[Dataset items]

• • • • • • •

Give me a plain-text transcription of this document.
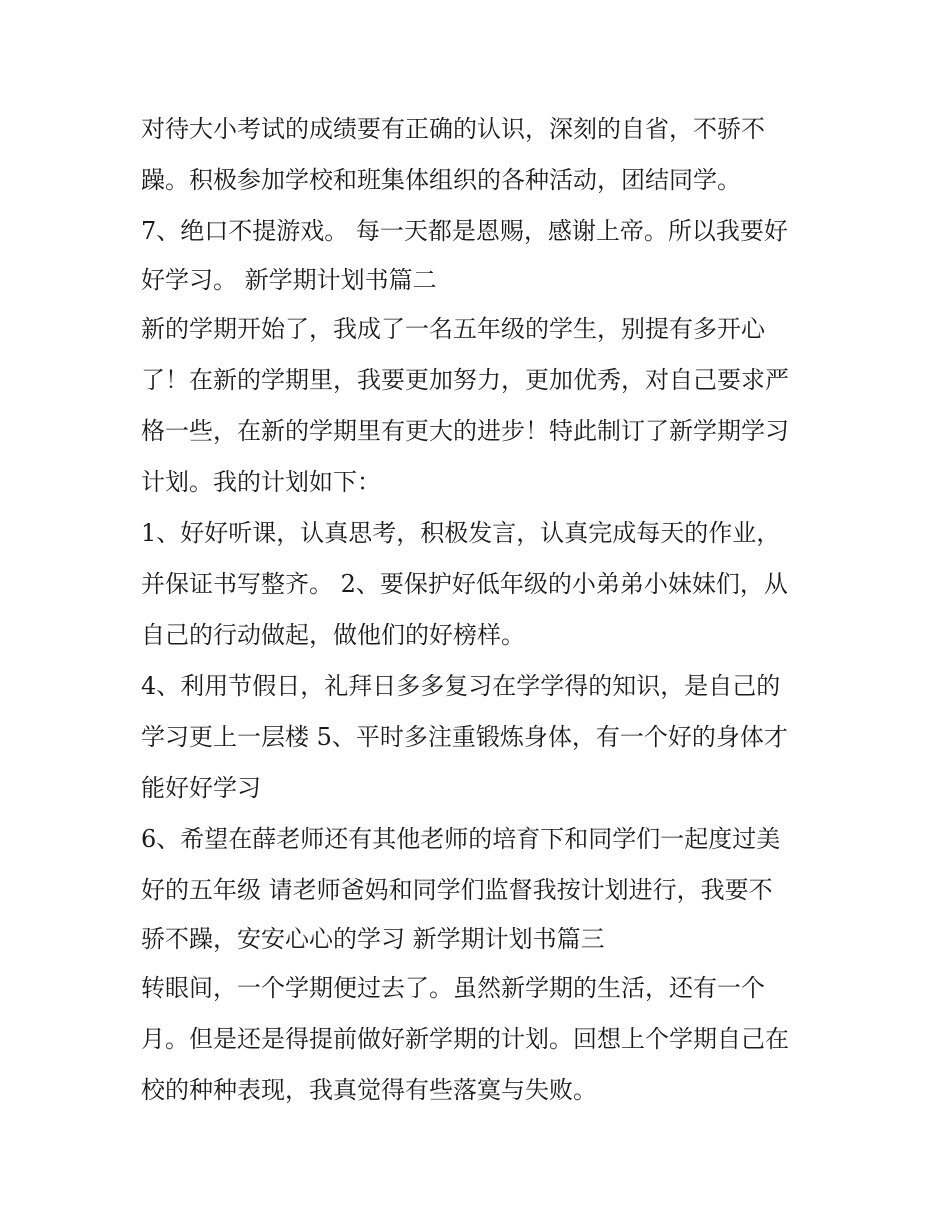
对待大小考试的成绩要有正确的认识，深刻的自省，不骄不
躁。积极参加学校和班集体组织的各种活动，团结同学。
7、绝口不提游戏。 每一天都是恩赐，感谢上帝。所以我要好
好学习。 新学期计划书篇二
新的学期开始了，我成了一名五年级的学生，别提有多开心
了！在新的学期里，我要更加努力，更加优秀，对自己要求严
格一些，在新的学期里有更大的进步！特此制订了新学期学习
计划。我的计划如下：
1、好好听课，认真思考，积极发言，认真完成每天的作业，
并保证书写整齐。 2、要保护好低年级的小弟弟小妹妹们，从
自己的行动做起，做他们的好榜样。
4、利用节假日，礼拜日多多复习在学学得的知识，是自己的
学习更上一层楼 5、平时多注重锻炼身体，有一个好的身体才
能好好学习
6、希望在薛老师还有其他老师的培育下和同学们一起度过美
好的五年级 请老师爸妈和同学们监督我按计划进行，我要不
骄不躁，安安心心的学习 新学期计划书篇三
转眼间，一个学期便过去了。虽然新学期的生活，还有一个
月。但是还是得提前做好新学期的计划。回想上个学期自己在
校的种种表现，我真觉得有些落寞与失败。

• • • • • • •

* [PROBLEM STATEMENT]: Leave out the pictures and repeat everything else in the records exactly.

* [CORRECT RESPONSE]:
Give me a plain-text transcription of this document.
对待大小考试的成绩要有正确的认识，深刻的自省，不骄不
躁。积极参加学校和班集体组织的各种活动，团结同学。
7、绝口不提游戏。 每一天都是恩赐，感谢上帝。所以我要好
好学习。 新学期计划书篇二
新的学期开始了，我成了一名五年级的学生，别提有多开心
了！在新的学期里，我要更加努力，更加优秀，对自己要求严
格一些，在新的学期里有更大的进步！特此制订了新学期学习
计划。我的计划如下：
1、好好听课，认真思考，积极发言，认真完成每天的作业，
并保证书写整齐。 2、要保护好低年级的小弟弟小妹妹们，从
自己的行动做起，做他们的好榜样。
4、利用节假日，礼拜日多多复习在学学得的知识，是自己的
学习更上一层楼 5、平时多注重锻炼身体，有一个好的身体才
能好好学习
6、希望在薛老师还有其他老师的培育下和同学们一起度过美
好的五年级 请老师爸妈和同学们监督我按计划进行，我要不
骄不躁，安安心心的学习 新学期计划书篇三
转眼间，一个学期便过去了。虽然新学期的生活，还有一个
月。但是还是得提前做好新学期的计划。回想上个学期自己在
校的种种表现，我真觉得有些落寞与失败。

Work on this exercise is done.